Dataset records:
------------------------------
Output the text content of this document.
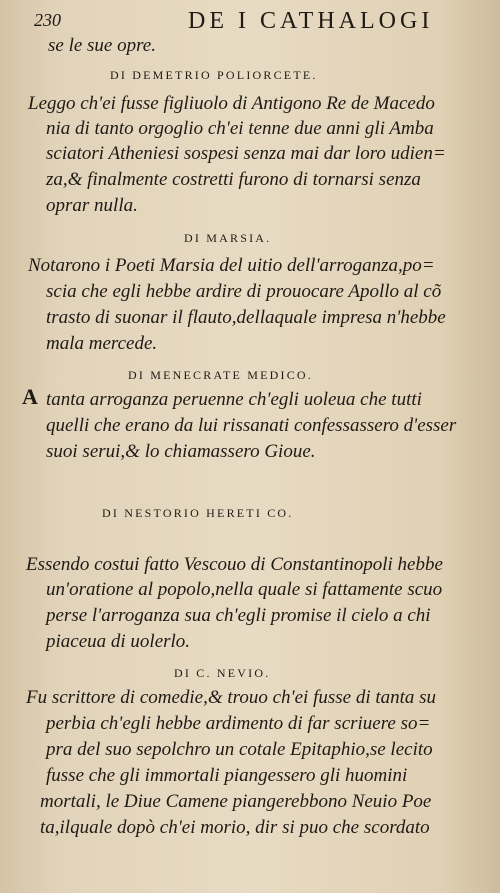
230	DE I CATHALOGI
se le sue opre.
DI DEMETRIO POLIORCETE.
Leggo ch'ei fusse figliuolo di Antigono Re de Macedo
nia di tanto orgoglio ch'ei tenne due anni gli Amba
sciatori Atheniesi sospesi senza mai dar loro udien=
za,& finalmente costretti furono di tornarsi senza
oprar nulla.
DI MARSIA.
Notarono i Poeti Marsia del uitio dell'arroganza,po=
scia che egli hebbe ardire di prouocare Apollo al cõ
trasto di suonar il flauto,dellaquale impresa n'hebbe
mala mercede.
DI MENECRATE MEDICO.
A tanta arroganza peruenne ch'egli uoleua che tutti
quelli che erano da lui rissanati confessassero d'esser
suoi serui,& lo chiamassero Gioue.
DI NESTORIO HERETI CO.
Essendo costui fatto Vescouo di Constantinopoli hebbe
un'oratione al popolo,nella quale si fattamente scuo
perse l'arroganza sua ch'egli promise il cielo a chi
piaceua di uolerlo.
DI C. NEVIO.
Fu scrittore di comedie,& trouo ch'ei fusse di tanta su
perbia ch'egli hebbe ardimento di far scriuere so=
pra del suo sepolchro un cotale Epitaphio,se lecito
fusse che gli immortali piangessero gli huomini
mortali, le Diue Camene piangerebbono Neuio Poe
ta,ilquale dopò ch'ei morio, dir si puo che scordato
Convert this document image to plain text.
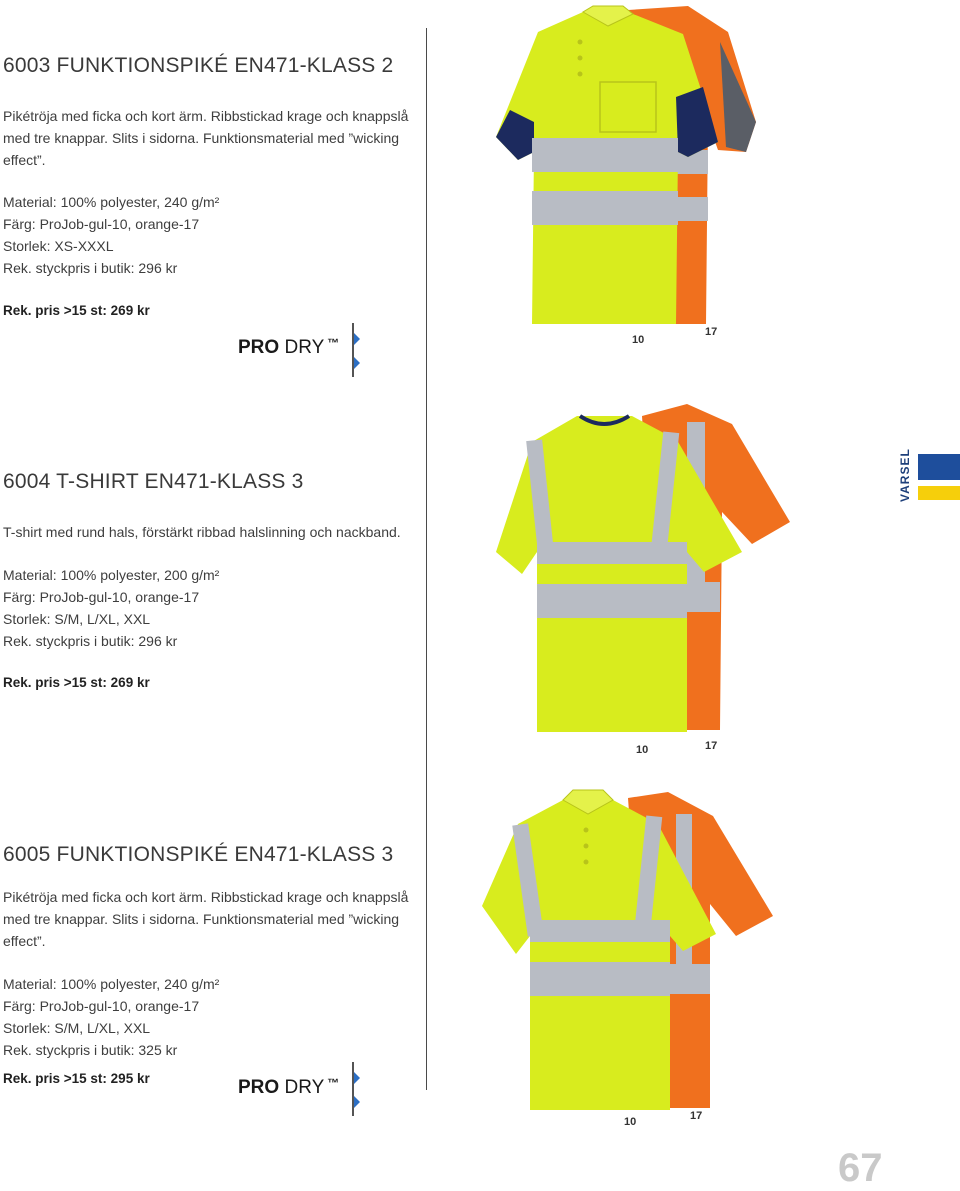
6003 FUNKTIONSPIKÉ EN471-KLASS 2
Pikétröja med ficka och kort ärm. Ribbstickad krage och knappslå
med tre knappar. Slits i sidorna. Funktionsmaterial med ”wicking
effect”.
Material: 100% polyester, 240 g/m²
Färg: ProJob-gul-10, orange-17
Storlek: XS-XXXL
Rek. styckpris i butik: 296 kr
Rek. pris >15 st: 269 kr
PRO DRY ™	10
17
6004 T-SHIRT EN471-KLASS 3
T-shirt med rund hals, förstärkt ribbad halslinning och nackband.
Material: 100% polyester, 200 g/m²
Färg: ProJob-gul-10, orange-17
Storlek: S/M, L/XL, XXL
Rek. styckpris i butik: 296 kr
Rek. pris >15 st: 269 kr
10	17
VARSEL
6005 FUNKTIONSPIKÉ EN471-KLASS 3
Pikétröja med ficka och kort ärm. Ribbstickad krage och knappslå
med tre knappar. Slits i sidorna. Funktionsmaterial med ”wicking
effect”.
Material: 100% polyester, 240 g/m²
Färg: ProJob-gul-10, orange-17
Storlek: S/M, L/XL, XXL
Rek. styckpris i butik: 325 kr
Rek. pris >15 st: 295 kr	PRO DRY ™
10	17
67
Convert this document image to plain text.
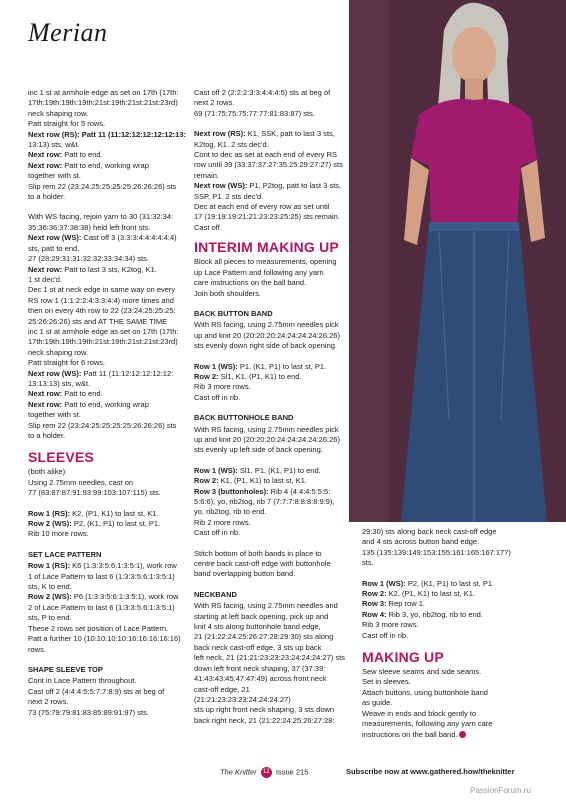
Merian

inc 1 st at armhole edge as set on 17th (17th:

17th:19th:19th:19th:21st:19th:21st:21st:23rd)

neck shaping row.

Patt straight for 5 rows.

Next row (RS): Patt 11 (11:12:12:12:12:12:13:

13:13) sts, w&t.

Next row: Patt to end.

Next row: Patt to end, working wrap

together with st.

Slip rem 22 (23:24:25:25:25:25:26:26:26) sts

to a holder.

With WS facing, rejoin yarn to 30 (31:32:34:

35:36:36:37:38:38) held left front sts.

Next row (WS): Cast off 3 (3:3:3:4:4:4:4:4:4)

sts, patt to end.

27 (28:29:31:31:32:32:33:34:34) sts.

Next row: Patt to last 3 sts, K2tog, K1.

1 st dec'd.

Dec 1 st at neck edge in same way on every

RS row 1 (1:1:2:2:4:3:3:4:4) more times and

then on every 4th row to 22 (23:24:25:25:25:

25:26:26:26) sts and AT THE SAME TIME

inc 1 st at armhole edge as set on 17th (17th:

17th:19th:19th:19th:21st:19th:21st:21st:23rd)

neck shaping row.

Patt straight for 6 rows.

Next row (WS): Patt 11 (11:12:12:12:12:12:

13:13:13) sts, w&t.

Next row: Patt to end.

Next row: Patt to end, working wrap

together with st.

Slip rem 22 (23:24:25:25:25:25:26:26:26) sts

to a holder.

SLEEVES

(both alike)

Using 2.75mm needles, cast on

77 (83:87:87:91:93:99:103:107:115) sts.

Row 1 (RS): K2, (P1, K1) to last st, K1.

Row 2 (WS): P2, (K1, P1) to last st, P1.

Rib 10 more rows.

SET LACE PATTERN

Row 1 (RS): K6 (1:3:3:5:6:1:3:5:1), work row

1 of Lace Pattern to last 6 (1:3:3:5:6:1:3:5:1)

sts, K to end.

Row 2 (WS): P6 (1:3:3:5:6:1:3:5:1), work row

2 of Lace Pattern to last 6 (1:3:3:5:6:1:3:5:1)

sts, P to end.

These 2 rows set position of Lace Pattern.

Patt a further 10 (10:10:10:10:16:16:16:16:16)

rows.

SHAPE SLEEVE TOP

Cont in Lace Pattern throughout.

Cast off 2 (4:4:4:5:5:7:7:8:9) sts at beg of

next 2 rows.

73 (75:79:79:81:83:85:89:91:97) sts.

Cast off 2 (2:2:2:3:3:4:4:4:5) sts at beg of

next 2 rows.

69 (71:75:75:75:77:77:81:83:87) sts.

Next row (RS): K1, SSK, patt to last 3 sts,

K2tog, K1. 2 sts dec'd.

Cont to dec as set at each end of every RS

row until 39 (33:37:37:27:35:25:29:27:27) sts

remain.

Next row (WS): P1, P2tog, patt to last 3 sts,

SSP, P1. 2 sts dec'd.

Dec at each end of every row as set until

17 (19:19:19:21:21:23:23:25:25) sts remain.

Cast off.

INTERIM MAKING UP

Block all pieces to measurements, opening

up Lace Pattern and following any yarn

care instructions on the ball band.

Join both shoulders.

BACK BUTTON BAND

With RS facing, using 2.75mm needles pick

up and knit 20 (20:20:20:24:24:24:24:26:26)

sts evenly down right side of back opening.

Row 1 (WS): P1, (K1, P1) to last st, P1.

Row 2: Sl1, K1, (P1, K1) to end.

Rib 3 more rows.

Cast off in rib.

BACK BUTTONHOLE BAND

With RS facing, using 2.75mm needles pick

up and knit 20 (20:20:20:24:24:24:24:26:26)

sts evenly up left side of back opening.

Row 1 (WS): Sl1, P1, (K1, P1) to end.

Row 2: K1, (P1, K1) to last st, K1.

Row 3 (buttonholes): Rib 4 (4:4:4:5:5:5:

5:6:6), yo, rib2tog, rib 7 (7:7:7:8:8:8:8:9:9),

yo, rib2tog, rib to end.

Rib 2 more rows.

Cast off in rib.

Stitch bottom of both bands in place to

centre back cast-off edge with buttonhole

band overlapping button band.

NECKBAND

With RS facing, using 2.75mm needles and

starting at left back opening, pick up and

knit 4 sts along buttonhole band edge,

21 (21:22:24:25:26:27:28:29:30) sts along

back neck cast-off edge, 3 sts up back

left neck, 21 (21:21:23:23:23:24:24:24:27) sts

down left front neck shaping, 37 (37:39:

41:43:43:45:47:47:49) across front neck

cast-off edge, 21 (21:21:23:23:23:24:24:24:27)

sts up right front neck shaping, 3 sts down

back right neck, 21 (21:22:24:25:26:27:28:

29:30) sts along back neck cast-off edge

and 4 sts across button band edge.

135 (135:139:149:153:155:161:165:167:177)

sts.

Row 1 (WS): P2, (K1, P1) to last st, P1.

Row 2: K2, (P1, K1) to last st, K1.

Row 3: Rep row 1.

Row 4: Rib 3, yo, rib2tog, rib to end.

Rib 3 more rows.

Cast off in rib.

MAKING UP

Sew sleeve seams and side seams.

Set in sleeves.

Attach buttons, using buttonhole band

as guide.

Weave in ends and block gently to

measurements, following any yarn care

instructions on the ball band.

The Knitter 12 Issue 215	Subscribe now at www.gathered.how/theknitter
PassionForum.ru
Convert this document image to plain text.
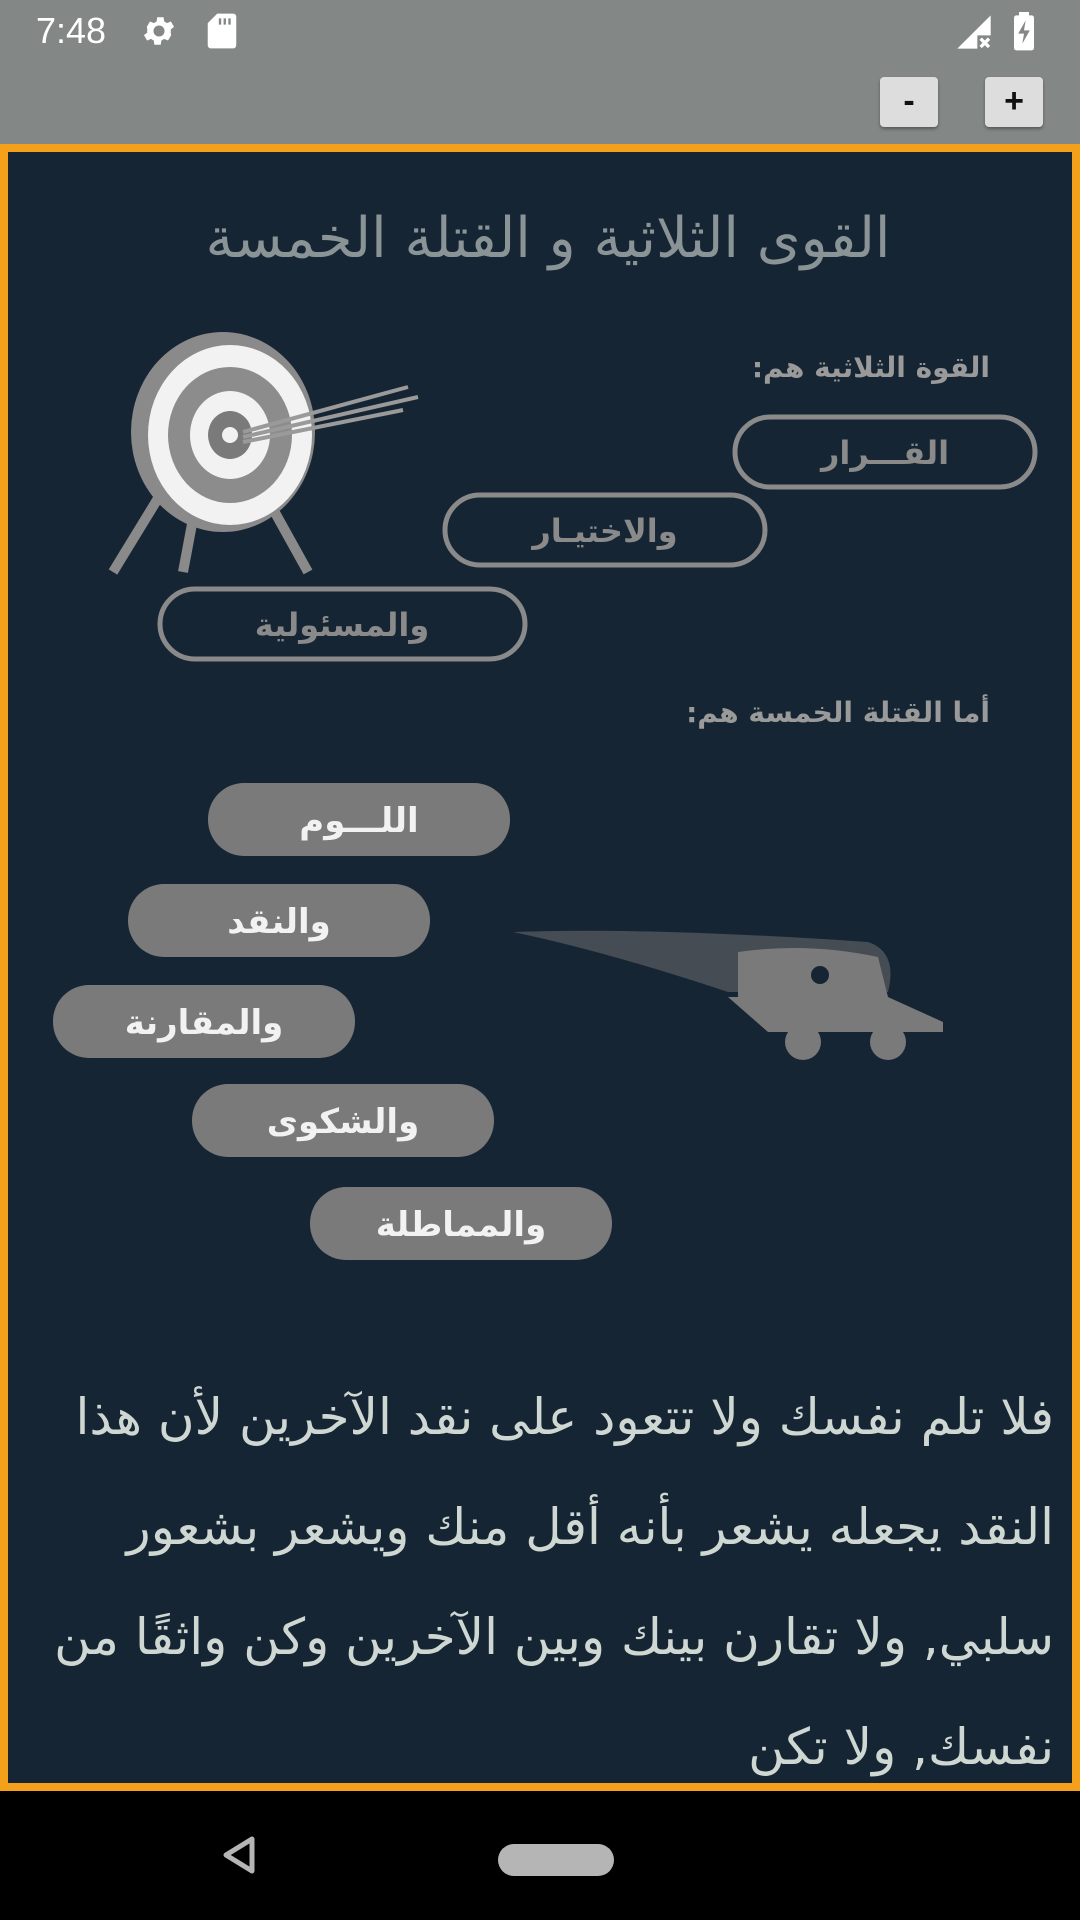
7:48
-	+
القوى الثلاثية و القتلة الخمسة
القوة الثلاثية هم:
القـــرار
والاختيـار
والمسئولية
أما القتلة الخمسة هم:
اللـــوم
والنقد
والمقارنة
والشكوى
والمماطلة
فلا تلم نفسك ولا تتعود على نقد الآخرين لأن هذا النقد يجعله يشعر بأنه أقل منك ويشعر بشعور سلبي, ولا تقارن بينك وبين الآخرين وكن واثقًا من نفسك, ولا تكن
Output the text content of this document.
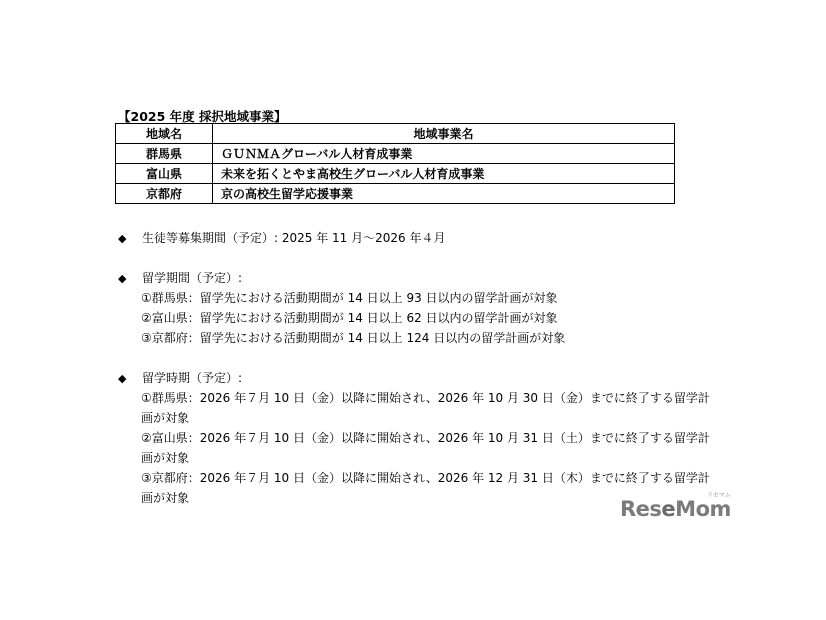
【2025 年度 採択地域事業】
地域名	地域事業名
群馬県	ＧＵＮＭＡグローバル人材育成事業
富山県	未来を拓くとやま高校生グローバル人材育成事業
京都府	京の高校生留学応援事業
◆ 生徒等募集期間（予定）: 2025 年 11 月～2026 年４月
◆ 留学期間（予定）:
①群馬県：留学先における活動期間が 14 日以上 93 日以内の留学計画が対象
②富山県：留学先における活動期間が 14 日以上 62 日以内の留学計画が対象
③京都府：留学先における活動期間が 14 日以上 124 日以内の留学計画が対象
◆ 留学時期（予定）:
①群馬県：2026 年７月 10 日（金）以降に開始され、2026 年 10 月 30 日（金）までに終了する留学計
画が対象
②富山県：2026 年７月 10 日（金）以降に開始され、2026 年 10 月 31 日（土）までに終了する留学計
画が対象
③京都府：2026 年７月 10 日（金）以降に開始され、2026 年 12 月 31 日（木）までに終了する留学計
画が対象	ReseMom
リセマム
------------------------------
Looking at the data above, show all lines where the word "down" occurs.

sts evenly down right side of back opening.
down left front neck shaping, 37 (37:39:
sts up right front neck shaping, 3 sts down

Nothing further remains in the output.